*What to produce*
Your task is to copy every record exactly.

Records from a dataset:
============

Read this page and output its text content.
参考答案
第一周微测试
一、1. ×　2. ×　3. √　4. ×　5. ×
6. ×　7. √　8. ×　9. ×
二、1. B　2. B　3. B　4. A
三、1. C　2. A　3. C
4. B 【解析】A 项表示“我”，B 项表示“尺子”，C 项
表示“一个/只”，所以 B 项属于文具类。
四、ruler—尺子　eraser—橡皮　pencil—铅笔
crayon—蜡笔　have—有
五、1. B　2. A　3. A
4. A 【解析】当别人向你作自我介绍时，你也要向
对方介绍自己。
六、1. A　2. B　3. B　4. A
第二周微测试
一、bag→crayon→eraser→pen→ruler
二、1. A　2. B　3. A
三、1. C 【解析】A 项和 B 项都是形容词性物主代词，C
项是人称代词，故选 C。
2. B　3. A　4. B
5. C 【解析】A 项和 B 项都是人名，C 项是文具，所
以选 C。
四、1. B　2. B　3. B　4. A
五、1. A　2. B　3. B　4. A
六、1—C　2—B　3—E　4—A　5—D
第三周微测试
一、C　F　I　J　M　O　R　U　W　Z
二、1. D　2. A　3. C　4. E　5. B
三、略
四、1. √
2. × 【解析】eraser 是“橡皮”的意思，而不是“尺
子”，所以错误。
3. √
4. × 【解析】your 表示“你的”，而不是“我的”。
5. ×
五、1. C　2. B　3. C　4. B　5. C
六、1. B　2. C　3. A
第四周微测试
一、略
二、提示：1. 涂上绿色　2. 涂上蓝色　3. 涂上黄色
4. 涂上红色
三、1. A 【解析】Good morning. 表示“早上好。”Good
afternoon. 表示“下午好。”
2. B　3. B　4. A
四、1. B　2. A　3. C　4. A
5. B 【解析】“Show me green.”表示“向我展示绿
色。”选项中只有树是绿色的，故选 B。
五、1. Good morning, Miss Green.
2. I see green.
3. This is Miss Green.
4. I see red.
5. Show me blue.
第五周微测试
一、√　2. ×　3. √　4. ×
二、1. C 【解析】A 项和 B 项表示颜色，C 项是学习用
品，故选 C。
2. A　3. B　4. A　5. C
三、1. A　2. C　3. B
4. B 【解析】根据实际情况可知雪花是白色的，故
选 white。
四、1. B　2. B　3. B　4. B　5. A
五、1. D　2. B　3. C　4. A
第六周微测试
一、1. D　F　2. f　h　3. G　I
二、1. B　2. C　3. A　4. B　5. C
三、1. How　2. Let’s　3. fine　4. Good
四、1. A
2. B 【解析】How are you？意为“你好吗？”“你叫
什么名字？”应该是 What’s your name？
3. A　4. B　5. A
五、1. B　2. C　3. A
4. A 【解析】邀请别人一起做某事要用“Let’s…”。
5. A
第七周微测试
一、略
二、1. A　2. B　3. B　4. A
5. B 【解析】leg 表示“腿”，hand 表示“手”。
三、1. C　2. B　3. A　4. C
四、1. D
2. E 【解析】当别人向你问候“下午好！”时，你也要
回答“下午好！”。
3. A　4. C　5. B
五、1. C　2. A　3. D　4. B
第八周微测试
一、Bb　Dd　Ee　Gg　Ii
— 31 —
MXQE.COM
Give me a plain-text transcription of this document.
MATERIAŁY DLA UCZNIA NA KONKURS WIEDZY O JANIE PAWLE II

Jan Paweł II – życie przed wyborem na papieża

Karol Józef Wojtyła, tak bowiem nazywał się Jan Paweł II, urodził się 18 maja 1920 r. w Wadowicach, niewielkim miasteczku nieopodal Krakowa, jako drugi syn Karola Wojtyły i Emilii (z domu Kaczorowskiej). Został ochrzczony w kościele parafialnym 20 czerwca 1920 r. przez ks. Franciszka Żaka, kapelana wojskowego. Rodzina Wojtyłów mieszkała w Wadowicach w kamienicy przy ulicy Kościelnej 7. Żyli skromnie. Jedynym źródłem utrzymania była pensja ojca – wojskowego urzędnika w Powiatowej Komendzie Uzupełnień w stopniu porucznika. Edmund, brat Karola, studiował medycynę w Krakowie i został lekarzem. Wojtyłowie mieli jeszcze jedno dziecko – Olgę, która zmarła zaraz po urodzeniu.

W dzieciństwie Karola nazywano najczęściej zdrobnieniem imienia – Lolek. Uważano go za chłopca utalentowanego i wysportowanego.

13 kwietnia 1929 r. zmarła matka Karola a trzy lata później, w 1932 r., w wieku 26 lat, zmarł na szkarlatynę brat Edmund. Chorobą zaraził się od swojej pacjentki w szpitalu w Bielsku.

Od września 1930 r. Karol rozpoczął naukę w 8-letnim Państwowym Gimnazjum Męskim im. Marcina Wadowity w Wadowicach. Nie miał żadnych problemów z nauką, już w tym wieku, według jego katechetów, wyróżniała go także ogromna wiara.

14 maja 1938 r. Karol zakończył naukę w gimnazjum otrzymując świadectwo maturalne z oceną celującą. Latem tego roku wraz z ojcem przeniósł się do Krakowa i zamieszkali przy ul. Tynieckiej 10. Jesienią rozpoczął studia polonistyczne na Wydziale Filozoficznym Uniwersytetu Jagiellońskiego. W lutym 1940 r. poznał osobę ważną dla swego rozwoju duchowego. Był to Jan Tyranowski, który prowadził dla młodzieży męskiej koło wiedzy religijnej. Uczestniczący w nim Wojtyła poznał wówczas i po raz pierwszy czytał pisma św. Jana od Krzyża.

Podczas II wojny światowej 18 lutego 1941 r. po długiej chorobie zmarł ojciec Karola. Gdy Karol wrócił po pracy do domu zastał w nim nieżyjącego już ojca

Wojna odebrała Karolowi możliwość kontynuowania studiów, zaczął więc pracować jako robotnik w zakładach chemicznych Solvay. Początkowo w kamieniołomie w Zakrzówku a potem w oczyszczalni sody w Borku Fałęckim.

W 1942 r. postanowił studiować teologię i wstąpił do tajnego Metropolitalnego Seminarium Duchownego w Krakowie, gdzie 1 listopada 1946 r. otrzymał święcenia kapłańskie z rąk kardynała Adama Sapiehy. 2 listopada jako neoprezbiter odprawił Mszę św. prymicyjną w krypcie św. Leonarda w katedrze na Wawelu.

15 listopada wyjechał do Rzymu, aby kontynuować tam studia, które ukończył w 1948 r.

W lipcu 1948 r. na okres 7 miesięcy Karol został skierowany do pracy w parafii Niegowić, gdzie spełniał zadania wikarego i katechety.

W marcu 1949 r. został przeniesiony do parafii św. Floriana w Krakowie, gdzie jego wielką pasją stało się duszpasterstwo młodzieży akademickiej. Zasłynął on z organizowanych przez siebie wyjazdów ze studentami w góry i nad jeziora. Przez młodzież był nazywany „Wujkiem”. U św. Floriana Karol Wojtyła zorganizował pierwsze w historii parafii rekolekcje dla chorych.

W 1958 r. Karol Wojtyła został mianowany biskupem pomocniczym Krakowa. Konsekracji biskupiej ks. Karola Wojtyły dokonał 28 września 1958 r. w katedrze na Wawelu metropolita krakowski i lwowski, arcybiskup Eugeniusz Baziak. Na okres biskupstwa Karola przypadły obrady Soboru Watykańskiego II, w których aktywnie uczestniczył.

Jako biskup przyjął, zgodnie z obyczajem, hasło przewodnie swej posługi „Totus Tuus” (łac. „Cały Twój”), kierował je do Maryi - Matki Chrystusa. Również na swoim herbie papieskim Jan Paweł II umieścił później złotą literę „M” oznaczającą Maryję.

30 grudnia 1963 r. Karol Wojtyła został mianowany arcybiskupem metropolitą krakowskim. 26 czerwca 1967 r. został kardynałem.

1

============

*Complete response*
Read this page and output its text content.
参考答案
第一周微测试
一、1. ×　2. ×　3. √　4. ×　5. ×
6. ×　7. √　8. ×　9. ×
二、1. B　2. B　3. B　4. A
三、1. C　2. A　3. C
4. B 【解析】A 项表示“我”，B 项表示“尺子”，C 项
表示“一个/只”，所以 B 项属于文具类。
四、ruler—尺子　eraser—橡皮　pencil—铅笔
crayon—蜡笔　have—有
五、1. B　2. A　3. A
4. A 【解析】当别人向你作自我介绍时，你也要向
对方介绍自己。
六、1. A　2. B　3. B　4. A
第二周微测试
一、bag→crayon→eraser→pen→ruler
二、1. A　2. B　3. A
三、1. C 【解析】A 项和 B 项都是形容词性物主代词，C
项是人称代词，故选 C。
2. B　3. A　4. B
5. C 【解析】A 项和 B 项都是人名，C 项是文具，所
以选 C。
四、1. B　2. B　3. B　4. A
五、1. A　2. B　3. B　4. A
六、1—C　2—B　3—E　4—A　5—D
第三周微测试
一、C　F　I　J　M　O　R　U　W　Z
二、1. D　2. A　3. C　4. E　5. B
三、略
四、1. √
2. × 【解析】eraser 是“橡皮”的意思，而不是“尺
子”，所以错误。
3. √
4. × 【解析】your 表示“你的”，而不是“我的”。
5. ×
五、1. C　2. B　3. C　4. B　5. C
六、1. B　2. C　3. A
第四周微测试
一、略
二、提示：1. 涂上绿色　2. 涂上蓝色　3. 涂上黄色
4. 涂上红色
三、1. A 【解析】Good morning. 表示“早上好。”Good
afternoon. 表示“下午好。”
2. B　3. B　4. A
四、1. B　2. A　3. C　4. A
5. B 【解析】“Show me green.”表示“向我展示绿
色。”选项中只有树是绿色的，故选 B。
五、1. Good morning, Miss Green.
2. I see green.
3. This is Miss Green.
4. I see red.
5. Show me blue.
第五周微测试
一、√　2. ×　3. √　4. ×
二、1. C 【解析】A 项和 B 项表示颜色，C 项是学习用
品，故选 C。
2. A　3. B　4. A　5. C
三、1. A　2. C　3. B
4. B 【解析】根据实际情况可知雪花是白色的，故
选 white。
四、1. B　2. B　3. B　4. B　5. A
五、1. D　2. B　3. C　4. A
第六周微测试
一、1. D　F　2. f　h　3. G　I
二、1. B　2. C　3. A　4. B　5. C
三、1. How　2. Let’s　3. fine　4. Good
四、1. A
2. B 【解析】How are you？意为“你好吗？”“你叫
什么名字？”应该是 What’s your name？
3. A　4. B　5. A
五、1. B　2. C　3. A
4. A 【解析】邀请别人一起做某事要用“Let’s…”。
5. A
第七周微测试
一、略
二、1. A　2. B　3. B　4. A
5. B 【解析】leg 表示“腿”，hand 表示“手”。
三、1. C　2. B　3. A　4. C
四、1. D
2. E 【解析】当别人向你问候“下午好！”时，你也要
回答“下午好！”。
3. A　4. C　5. B
五、1. C　2. A　3. D　4. B
第八周微测试
一、Bb　Dd　Ee　Gg　Ii
— 31 —
MXQE.COM
Give me a plain-text transcription of this document.
MATERIAŁY DLA UCZNIA NA KONKURS WIEDZY O JANIE PAWLE II

Jan Paweł II – życie przed wyborem na papieża

Karol Józef Wojtyła, tak bowiem nazywał się Jan Paweł II, urodził się 18 maja 1920 r. w Wadowicach, niewielkim miasteczku nieopodal Krakowa, jako drugi syn Karola Wojtyły i Emilii (z domu Kaczorowskiej). Został ochrzczony w kościele parafialnym 20 czerwca 1920 r. przez ks. Franciszka Żaka, kapelana wojskowego. Rodzina Wojtyłów mieszkała w Wadowicach w kamienicy przy ulicy Kościelnej 7. Żyli skromnie. Jedynym źródłem utrzymania była pensja ojca – wojskowego urzędnika w Powiatowej Komendzie Uzupełnień w stopniu porucznika. Edmund, brat Karola, studiował medycynę w Krakowie i został lekarzem. Wojtyłowie mieli jeszcze jedno dziecko – Olgę, która zmarła zaraz po urodzeniu.

W dzieciństwie Karola nazywano najczęściej zdrobnieniem imienia – Lolek. Uważano go za chłopca utalentowanego i wysportowanego.

13 kwietnia 1929 r. zmarła matka Karola a trzy lata później, w 1932 r., w wieku 26 lat, zmarł na szkarlatynę brat Edmund. Chorobą zaraził się od swojej pacjentki w szpitalu w Bielsku.

Od września 1930 r. Karol rozpoczął naukę w 8-letnim Państwowym Gimnazjum Męskim im. Marcina Wadowity w Wadowicach. Nie miał żadnych problemów z nauką, już w tym wieku, według jego katechetów, wyróżniała go także ogromna wiara.

14 maja 1938 r. Karol zakończył naukę w gimnazjum otrzymując świadectwo maturalne z oceną celującą. Latem tego roku wraz z ojcem przeniósł się do Krakowa i zamieszkali przy ul. Tynieckiej 10. Jesienią rozpoczął studia polonistyczne na Wydziale Filozoficznym Uniwersytetu Jagiellońskiego. W lutym 1940 r. poznał osobę ważną dla swego rozwoju duchowego. Był to Jan Tyranowski, który prowadził dla młodzieży męskiej koło wiedzy religijnej. Uczestniczący w nim Wojtyła poznał wówczas i po raz pierwszy czytał pisma św. Jana od Krzyża.

Podczas II wojny światowej 18 lutego 1941 r. po długiej chorobie zmarł ojciec Karola. Gdy Karol wrócił po pracy do domu zastał w nim nieżyjącego już ojca

Wojna odebrała Karolowi możliwość kontynuowania studiów, zaczął więc pracować jako robotnik w zakładach chemicznych Solvay. Początkowo w kamieniołomie w Zakrzówku a potem w oczyszczalni sody w Borku Fałęckim.

W 1942 r. postanowił studiować teologię i wstąpił do tajnego Metropolitalnego Seminarium Duchownego w Krakowie, gdzie 1 listopada 1946 r. otrzymał święcenia kapłańskie z rąk kardynała Adama Sapiehy. 2 listopada jako neoprezbiter odprawił Mszę św. prymicyjną w krypcie św. Leonarda w katedrze na Wawelu.

15 listopada wyjechał do Rzymu, aby kontynuować tam studia, które ukończył w 1948 r.

W lipcu 1948 r. na okres 7 miesięcy Karol został skierowany do pracy w parafii Niegowić, gdzie spełniał zadania wikarego i katechety.

W marcu 1949 r. został przeniesiony do parafii św. Floriana w Krakowie, gdzie jego wielką pasją stało się duszpasterstwo młodzieży akademickiej. Zasłynął on z organizowanych przez siebie wyjazdów ze studentami w góry i nad jeziora. Przez młodzież był nazywany „Wujkiem”. U św. Floriana Karol Wojtyła zorganizował pierwsze w historii parafii rekolekcje dla chorych.

W 1958 r. Karol Wojtyła został mianowany biskupem pomocniczym Krakowa. Konsekracji biskupiej ks. Karola Wojtyły dokonał 28 września 1958 r. w katedrze na Wawelu metropolita krakowski i lwowski, arcybiskup Eugeniusz Baziak. Na okres biskupstwa Karola przypadły obrady Soboru Watykańskiego II, w których aktywnie uczestniczył.

Jako biskup przyjął, zgodnie z obyczajem, hasło przewodnie swej posługi „Totus Tuus” (łac. „Cały Twój”), kierował je do Maryi - Matki Chrystusa. Również na swoim herbie papieskim Jan Paweł II umieścił później złotą literę „M” oznaczającą Maryję.

30 grudnia 1963 r. Karol Wojtyła został mianowany arcybiskupem metropolitą krakowskim. 26 czerwca 1967 r. został kardynałem.

1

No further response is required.